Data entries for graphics
---

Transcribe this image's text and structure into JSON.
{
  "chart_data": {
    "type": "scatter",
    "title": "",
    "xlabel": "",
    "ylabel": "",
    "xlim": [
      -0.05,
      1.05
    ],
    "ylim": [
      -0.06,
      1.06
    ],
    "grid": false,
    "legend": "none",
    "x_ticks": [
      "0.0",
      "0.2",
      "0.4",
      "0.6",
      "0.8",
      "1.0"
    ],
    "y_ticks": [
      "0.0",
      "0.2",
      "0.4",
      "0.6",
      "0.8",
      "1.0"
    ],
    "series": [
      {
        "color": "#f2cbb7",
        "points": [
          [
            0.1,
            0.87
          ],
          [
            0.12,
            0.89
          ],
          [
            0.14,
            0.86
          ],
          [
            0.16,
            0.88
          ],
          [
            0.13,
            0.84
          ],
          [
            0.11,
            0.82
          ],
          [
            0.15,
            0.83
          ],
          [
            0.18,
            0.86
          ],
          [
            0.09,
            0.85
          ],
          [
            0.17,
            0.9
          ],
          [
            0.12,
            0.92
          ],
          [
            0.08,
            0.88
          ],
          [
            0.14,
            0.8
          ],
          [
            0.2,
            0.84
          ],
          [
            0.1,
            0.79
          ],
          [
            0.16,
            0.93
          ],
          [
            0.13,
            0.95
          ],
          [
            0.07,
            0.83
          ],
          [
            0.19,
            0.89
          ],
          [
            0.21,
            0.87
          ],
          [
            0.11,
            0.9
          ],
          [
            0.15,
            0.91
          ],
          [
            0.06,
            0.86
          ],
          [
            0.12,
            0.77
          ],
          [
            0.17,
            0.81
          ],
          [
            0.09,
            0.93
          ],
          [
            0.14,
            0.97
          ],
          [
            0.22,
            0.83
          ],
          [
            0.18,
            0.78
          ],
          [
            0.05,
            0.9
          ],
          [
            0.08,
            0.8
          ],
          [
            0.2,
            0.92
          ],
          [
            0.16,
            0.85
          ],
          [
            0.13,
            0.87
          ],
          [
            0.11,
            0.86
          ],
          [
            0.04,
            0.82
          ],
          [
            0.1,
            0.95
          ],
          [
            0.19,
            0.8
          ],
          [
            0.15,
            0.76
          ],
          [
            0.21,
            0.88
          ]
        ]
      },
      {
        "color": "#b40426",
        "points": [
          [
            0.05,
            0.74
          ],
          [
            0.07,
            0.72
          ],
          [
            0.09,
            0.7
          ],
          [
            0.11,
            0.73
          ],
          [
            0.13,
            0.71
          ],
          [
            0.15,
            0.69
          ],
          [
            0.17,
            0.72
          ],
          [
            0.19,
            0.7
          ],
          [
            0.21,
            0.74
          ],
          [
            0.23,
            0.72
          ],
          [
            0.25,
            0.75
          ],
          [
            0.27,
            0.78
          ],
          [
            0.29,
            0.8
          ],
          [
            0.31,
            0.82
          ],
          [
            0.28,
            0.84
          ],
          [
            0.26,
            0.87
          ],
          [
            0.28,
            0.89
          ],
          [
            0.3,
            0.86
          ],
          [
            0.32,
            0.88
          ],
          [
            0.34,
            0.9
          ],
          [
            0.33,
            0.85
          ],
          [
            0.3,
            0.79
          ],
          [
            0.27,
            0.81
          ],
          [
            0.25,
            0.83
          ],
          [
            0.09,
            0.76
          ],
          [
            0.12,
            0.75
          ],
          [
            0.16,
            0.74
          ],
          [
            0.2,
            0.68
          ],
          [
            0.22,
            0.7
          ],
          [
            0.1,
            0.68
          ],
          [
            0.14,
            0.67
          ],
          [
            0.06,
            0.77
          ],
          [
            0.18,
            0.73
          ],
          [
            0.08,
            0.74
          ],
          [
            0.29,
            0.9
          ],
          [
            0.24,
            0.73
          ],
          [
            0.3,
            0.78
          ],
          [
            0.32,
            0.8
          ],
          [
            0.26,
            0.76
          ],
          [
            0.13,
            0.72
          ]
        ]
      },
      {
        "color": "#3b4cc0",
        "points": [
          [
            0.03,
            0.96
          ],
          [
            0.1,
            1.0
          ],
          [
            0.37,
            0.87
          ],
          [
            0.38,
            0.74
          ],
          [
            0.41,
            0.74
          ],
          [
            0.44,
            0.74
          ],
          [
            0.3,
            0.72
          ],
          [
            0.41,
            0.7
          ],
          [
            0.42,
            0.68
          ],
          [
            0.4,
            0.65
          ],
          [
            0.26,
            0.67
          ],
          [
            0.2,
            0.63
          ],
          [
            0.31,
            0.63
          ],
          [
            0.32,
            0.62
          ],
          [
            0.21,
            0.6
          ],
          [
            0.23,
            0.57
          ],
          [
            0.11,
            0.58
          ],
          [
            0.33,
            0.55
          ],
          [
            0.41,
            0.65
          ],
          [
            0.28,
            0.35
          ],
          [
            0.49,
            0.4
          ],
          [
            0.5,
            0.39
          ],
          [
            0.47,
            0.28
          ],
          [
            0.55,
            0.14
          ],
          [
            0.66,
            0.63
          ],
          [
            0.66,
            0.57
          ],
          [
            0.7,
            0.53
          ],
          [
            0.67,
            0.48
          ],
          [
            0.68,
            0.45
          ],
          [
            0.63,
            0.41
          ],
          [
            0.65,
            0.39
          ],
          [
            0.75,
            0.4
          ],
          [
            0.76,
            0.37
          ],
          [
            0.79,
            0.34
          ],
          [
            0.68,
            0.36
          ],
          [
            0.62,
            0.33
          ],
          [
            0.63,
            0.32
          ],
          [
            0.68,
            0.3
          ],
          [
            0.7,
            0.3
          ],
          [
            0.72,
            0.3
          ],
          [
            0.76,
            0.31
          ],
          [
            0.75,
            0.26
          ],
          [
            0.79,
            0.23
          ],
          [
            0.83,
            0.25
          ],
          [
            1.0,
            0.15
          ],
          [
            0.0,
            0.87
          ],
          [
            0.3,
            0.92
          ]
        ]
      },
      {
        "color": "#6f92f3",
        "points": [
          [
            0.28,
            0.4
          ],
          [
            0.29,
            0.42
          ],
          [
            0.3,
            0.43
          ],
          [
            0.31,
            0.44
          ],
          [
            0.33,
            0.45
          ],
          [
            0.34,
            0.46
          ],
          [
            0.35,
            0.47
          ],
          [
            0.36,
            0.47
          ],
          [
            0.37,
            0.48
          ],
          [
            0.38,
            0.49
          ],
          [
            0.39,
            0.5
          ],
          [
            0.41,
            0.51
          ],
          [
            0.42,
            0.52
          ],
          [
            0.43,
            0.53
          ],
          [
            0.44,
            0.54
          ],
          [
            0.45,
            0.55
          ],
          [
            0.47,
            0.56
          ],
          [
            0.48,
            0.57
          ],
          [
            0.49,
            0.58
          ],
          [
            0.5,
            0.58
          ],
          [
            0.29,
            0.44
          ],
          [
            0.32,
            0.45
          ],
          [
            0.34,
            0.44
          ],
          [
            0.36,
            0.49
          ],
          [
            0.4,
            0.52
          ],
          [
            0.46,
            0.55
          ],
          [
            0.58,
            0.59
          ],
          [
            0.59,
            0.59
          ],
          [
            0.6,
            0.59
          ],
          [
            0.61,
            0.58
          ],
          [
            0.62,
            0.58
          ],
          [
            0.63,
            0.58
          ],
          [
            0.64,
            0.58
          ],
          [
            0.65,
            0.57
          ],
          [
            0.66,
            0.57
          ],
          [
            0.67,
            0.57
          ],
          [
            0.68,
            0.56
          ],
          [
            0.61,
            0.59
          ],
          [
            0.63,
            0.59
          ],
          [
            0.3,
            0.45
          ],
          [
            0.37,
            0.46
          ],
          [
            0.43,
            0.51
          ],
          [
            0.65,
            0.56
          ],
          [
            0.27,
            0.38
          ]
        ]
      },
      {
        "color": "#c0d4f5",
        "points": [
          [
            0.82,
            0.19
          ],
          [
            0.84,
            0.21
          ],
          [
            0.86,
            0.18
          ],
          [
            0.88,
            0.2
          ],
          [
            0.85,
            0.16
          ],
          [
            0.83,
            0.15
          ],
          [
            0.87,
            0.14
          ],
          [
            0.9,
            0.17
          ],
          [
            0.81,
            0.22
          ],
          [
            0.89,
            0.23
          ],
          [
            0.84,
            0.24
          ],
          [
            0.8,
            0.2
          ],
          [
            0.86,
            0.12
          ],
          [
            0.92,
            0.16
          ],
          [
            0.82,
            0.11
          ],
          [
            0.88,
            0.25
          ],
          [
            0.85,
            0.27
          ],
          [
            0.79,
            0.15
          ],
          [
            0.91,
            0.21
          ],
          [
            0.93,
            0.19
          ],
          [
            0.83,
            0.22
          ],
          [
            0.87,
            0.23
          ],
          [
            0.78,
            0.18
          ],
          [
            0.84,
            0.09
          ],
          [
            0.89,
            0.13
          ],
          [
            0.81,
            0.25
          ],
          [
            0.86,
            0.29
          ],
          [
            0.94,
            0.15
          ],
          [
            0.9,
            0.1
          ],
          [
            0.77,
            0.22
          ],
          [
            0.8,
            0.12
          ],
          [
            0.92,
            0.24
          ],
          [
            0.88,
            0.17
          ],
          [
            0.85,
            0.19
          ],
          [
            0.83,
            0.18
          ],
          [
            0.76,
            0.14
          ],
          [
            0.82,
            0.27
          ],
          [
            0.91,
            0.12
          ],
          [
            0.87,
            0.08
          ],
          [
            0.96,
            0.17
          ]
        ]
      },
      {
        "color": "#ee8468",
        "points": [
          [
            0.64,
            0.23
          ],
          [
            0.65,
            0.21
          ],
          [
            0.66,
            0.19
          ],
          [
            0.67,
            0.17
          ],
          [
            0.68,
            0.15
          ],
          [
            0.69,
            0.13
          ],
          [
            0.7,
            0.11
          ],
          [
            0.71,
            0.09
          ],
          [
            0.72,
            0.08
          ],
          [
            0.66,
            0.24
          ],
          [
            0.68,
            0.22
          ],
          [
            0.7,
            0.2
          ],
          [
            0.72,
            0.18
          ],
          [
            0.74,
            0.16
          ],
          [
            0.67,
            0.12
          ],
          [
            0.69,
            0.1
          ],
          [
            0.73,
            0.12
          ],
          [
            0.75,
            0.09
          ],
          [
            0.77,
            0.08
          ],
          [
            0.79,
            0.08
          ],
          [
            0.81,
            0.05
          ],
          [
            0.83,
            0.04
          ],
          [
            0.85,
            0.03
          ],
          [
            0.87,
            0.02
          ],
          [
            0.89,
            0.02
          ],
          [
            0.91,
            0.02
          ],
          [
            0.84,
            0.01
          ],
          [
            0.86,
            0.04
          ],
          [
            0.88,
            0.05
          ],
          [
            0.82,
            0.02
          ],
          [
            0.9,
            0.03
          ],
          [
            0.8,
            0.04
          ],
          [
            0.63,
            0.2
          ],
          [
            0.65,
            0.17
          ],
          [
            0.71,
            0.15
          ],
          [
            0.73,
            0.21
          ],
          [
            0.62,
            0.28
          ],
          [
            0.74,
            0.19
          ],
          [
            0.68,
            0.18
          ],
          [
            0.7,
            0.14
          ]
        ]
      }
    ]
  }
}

---

- Directive: Extract, from the listing above, every line where the string "color" occurs.

- Result of this task:
        "color": "#f2cbb7",
        "color": "#b40426",
        "color": "#3b4cc0",
        "color": "#6f92f3",
        "color": "#c0d4f5",
        "color": "#ee8468",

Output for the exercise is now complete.